[Extracted data entries]
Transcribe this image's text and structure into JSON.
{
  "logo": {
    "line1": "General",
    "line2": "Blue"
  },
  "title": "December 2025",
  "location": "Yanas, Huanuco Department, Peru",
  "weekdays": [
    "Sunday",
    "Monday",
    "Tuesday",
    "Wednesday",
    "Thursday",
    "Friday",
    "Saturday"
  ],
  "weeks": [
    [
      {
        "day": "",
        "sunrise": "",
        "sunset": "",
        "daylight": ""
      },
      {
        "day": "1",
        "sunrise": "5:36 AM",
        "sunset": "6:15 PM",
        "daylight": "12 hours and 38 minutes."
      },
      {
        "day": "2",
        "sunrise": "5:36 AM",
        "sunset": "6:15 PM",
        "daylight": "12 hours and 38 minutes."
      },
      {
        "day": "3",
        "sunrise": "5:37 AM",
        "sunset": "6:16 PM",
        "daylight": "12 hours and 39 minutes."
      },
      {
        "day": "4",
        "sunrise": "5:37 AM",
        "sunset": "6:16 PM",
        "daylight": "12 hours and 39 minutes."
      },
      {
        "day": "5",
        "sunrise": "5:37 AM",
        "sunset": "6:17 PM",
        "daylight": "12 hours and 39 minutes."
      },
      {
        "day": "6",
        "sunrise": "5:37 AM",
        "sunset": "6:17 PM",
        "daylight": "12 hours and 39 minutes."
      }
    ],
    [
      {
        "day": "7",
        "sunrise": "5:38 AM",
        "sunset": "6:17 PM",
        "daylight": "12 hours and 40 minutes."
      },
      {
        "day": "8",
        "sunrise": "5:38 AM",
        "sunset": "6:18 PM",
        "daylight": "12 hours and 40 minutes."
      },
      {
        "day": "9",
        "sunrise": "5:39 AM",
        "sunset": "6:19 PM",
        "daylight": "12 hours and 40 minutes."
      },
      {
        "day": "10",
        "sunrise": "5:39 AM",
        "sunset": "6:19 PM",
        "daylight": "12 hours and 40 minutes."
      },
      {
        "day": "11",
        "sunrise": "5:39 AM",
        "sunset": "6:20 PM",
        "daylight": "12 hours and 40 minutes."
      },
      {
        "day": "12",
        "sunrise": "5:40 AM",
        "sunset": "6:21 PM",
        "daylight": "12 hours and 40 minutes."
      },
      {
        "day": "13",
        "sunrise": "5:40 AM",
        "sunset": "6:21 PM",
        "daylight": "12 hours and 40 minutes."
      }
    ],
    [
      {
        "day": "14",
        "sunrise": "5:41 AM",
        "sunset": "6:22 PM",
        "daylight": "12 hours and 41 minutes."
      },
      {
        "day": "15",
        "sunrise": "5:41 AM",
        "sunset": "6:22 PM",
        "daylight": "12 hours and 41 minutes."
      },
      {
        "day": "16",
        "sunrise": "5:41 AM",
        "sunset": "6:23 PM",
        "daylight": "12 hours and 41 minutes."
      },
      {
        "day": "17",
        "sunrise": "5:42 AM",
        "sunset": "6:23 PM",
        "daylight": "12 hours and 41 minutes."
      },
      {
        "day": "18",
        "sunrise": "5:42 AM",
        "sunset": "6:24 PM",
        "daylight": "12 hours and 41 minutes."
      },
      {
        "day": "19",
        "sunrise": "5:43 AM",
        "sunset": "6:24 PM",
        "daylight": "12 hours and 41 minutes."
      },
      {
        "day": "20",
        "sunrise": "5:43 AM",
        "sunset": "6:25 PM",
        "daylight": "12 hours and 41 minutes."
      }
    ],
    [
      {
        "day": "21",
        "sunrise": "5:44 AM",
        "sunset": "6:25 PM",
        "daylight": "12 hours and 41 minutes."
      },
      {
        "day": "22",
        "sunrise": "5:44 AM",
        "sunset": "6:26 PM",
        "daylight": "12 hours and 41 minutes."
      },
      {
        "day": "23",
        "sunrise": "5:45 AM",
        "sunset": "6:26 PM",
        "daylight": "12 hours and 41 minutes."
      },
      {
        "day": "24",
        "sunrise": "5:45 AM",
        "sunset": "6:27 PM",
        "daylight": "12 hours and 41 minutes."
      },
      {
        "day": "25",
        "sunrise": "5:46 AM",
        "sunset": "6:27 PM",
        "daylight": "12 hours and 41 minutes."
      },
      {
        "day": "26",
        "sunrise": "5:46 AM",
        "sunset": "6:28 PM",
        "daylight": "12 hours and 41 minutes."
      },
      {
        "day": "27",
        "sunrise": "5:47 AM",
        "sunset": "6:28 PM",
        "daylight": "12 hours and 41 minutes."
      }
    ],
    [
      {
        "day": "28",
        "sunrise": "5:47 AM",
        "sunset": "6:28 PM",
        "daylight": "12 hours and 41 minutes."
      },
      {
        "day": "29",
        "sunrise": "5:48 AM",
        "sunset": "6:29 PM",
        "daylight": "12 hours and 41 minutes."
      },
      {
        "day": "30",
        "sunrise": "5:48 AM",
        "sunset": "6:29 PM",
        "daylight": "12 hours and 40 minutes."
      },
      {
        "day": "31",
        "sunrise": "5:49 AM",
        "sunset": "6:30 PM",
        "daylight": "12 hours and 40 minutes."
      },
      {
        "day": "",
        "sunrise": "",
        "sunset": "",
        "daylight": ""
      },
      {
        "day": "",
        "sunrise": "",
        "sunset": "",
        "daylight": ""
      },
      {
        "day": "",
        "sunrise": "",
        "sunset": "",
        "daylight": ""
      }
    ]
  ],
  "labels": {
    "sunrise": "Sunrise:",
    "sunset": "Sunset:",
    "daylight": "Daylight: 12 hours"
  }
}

- _Written task_
Extract every line above exactly as it stands.

- _Complete output_
Transcribe this image's text and structure into JSON.
{
  "logo": {
    "line1": "General",
    "line2": "Blue"
  },
  "title": "December 2025",
  "location": "Yanas, Huanuco Department, Peru",
  "weekdays": [
    "Sunday",
    "Monday",
    "Tuesday",
    "Wednesday",
    "Thursday",
    "Friday",
    "Saturday"
  ],
  "weeks": [
    [
      {
        "day": "",
        "sunrise": "",
        "sunset": "",
        "daylight": ""
      },
      {
        "day": "1",
        "sunrise": "5:36 AM",
        "sunset": "6:15 PM",
        "daylight": "12 hours and 38 minutes."
      },
      {
        "day": "2",
        "sunrise": "5:36 AM",
        "sunset": "6:15 PM",
        "daylight": "12 hours and 38 minutes."
      },
      {
        "day": "3",
        "sunrise": "5:37 AM",
        "sunset": "6:16 PM",
        "daylight": "12 hours and 39 minutes."
      },
      {
        "day": "4",
        "sunrise": "5:37 AM",
        "sunset": "6:16 PM",
        "daylight": "12 hours and 39 minutes."
      },
      {
        "day": "5",
        "sunrise": "5:37 AM",
        "sunset": "6:17 PM",
        "daylight": "12 hours and 39 minutes."
      },
      {
        "day": "6",
        "sunrise": "5:37 AM",
        "sunset": "6:17 PM",
        "daylight": "12 hours and 39 minutes."
      }
    ],
    [
      {
        "day": "7",
        "sunrise": "5:38 AM",
        "sunset": "6:17 PM",
        "daylight": "12 hours and 40 minutes."
      },
      {
        "day": "8",
        "sunrise": "5:38 AM",
        "sunset": "6:18 PM",
        "daylight": "12 hours and 40 minutes."
      },
      {
        "day": "9",
        "sunrise": "5:39 AM",
        "sunset": "6:19 PM",
        "daylight": "12 hours and 40 minutes."
      },
      {
        "day": "10",
        "sunrise": "5:39 AM",
        "sunset": "6:19 PM",
        "daylight": "12 hours and 40 minutes."
      },
      {
        "day": "11",
        "sunrise": "5:39 AM",
        "sunset": "6:20 PM",
        "daylight": "12 hours and 40 minutes."
      },
      {
        "day": "12",
        "sunrise": "5:40 AM",
        "sunset": "6:21 PM",
        "daylight": "12 hours and 40 minutes."
      },
      {
        "day": "13",
        "sunrise": "5:40 AM",
        "sunset": "6:21 PM",
        "daylight": "12 hours and 40 minutes."
      }
    ],
    [
      {
        "day": "14",
        "sunrise": "5:41 AM",
        "sunset": "6:22 PM",
        "daylight": "12 hours and 41 minutes."
      },
      {
        "day": "15",
        "sunrise": "5:41 AM",
        "sunset": "6:22 PM",
        "daylight": "12 hours and 41 minutes."
      },
      {
        "day": "16",
        "sunrise": "5:41 AM",
        "sunset": "6:23 PM",
        "daylight": "12 hours and 41 minutes."
      },
      {
        "day": "17",
        "sunrise": "5:42 AM",
        "sunset": "6:23 PM",
        "daylight": "12 hours and 41 minutes."
      },
      {
        "day": "18",
        "sunrise": "5:42 AM",
        "sunset": "6:24 PM",
        "daylight": "12 hours and 41 minutes."
      },
      {
        "day": "19",
        "sunrise": "5:43 AM",
        "sunset": "6:24 PM",
        "daylight": "12 hours and 41 minutes."
      },
      {
        "day": "20",
        "sunrise": "5:43 AM",
        "sunset": "6:25 PM",
        "daylight": "12 hours and 41 minutes."
      }
    ],
    [
      {
        "day": "21",
        "sunrise": "5:44 AM",
        "sunset": "6:25 PM",
        "daylight": "12 hours and 41 minutes."
      },
      {
        "day": "22",
        "sunrise": "5:44 AM",
        "sunset": "6:26 PM",
        "daylight": "12 hours and 41 minutes."
      },
      {
        "day": "23",
        "sunrise": "5:45 AM",
        "sunset": "6:26 PM",
        "daylight": "12 hours and 41 minutes."
      },
      {
        "day": "24",
        "sunrise": "5:45 AM",
        "sunset": "6:27 PM",
        "daylight": "12 hours and 41 minutes."
      },
      {
        "day": "25",
        "sunrise": "5:46 AM",
        "sunset": "6:27 PM",
        "daylight": "12 hours and 41 minutes."
      },
      {
        "day": "26",
        "sunrise": "5:46 AM",
        "sunset": "6:28 PM",
        "daylight": "12 hours and 41 minutes."
      },
      {
        "day": "27",
        "sunrise": "5:47 AM",
        "sunset": "6:28 PM",
        "daylight": "12 hours and 41 minutes."
      }
    ],
    [
      {
        "day": "28",
        "sunrise": "5:47 AM",
        "sunset": "6:28 PM",
        "daylight": "12 hours and 41 minutes."
      },
      {
        "day": "29",
        "sunrise": "5:48 AM",
        "sunset": "6:29 PM",
        "daylight": "12 hours and 41 minutes."
      },
      {
        "day": "30",
        "sunrise": "5:48 AM",
        "sunset": "6:29 PM",
        "daylight": "12 hours and 40 minutes."
      },
      {
        "day": "31",
        "sunrise": "5:49 AM",
        "sunset": "6:30 PM",
        "daylight": "12 hours and 40 minutes."
      },
      {
        "day": "",
        "sunrise": "",
        "sunset": "",
        "daylight": ""
      },
      {
        "day": "",
        "sunrise": "",
        "sunset": "",
        "daylight": ""
      },
      {
        "day": "",
        "sunrise": "",
        "sunset": "",
        "daylight": ""
      }
    ]
  ],
  "labels": {
    "sunrise": "Sunrise:",
    "sunset": "Sunset:",
    "daylight": "Daylight: 12 hours"
  }
}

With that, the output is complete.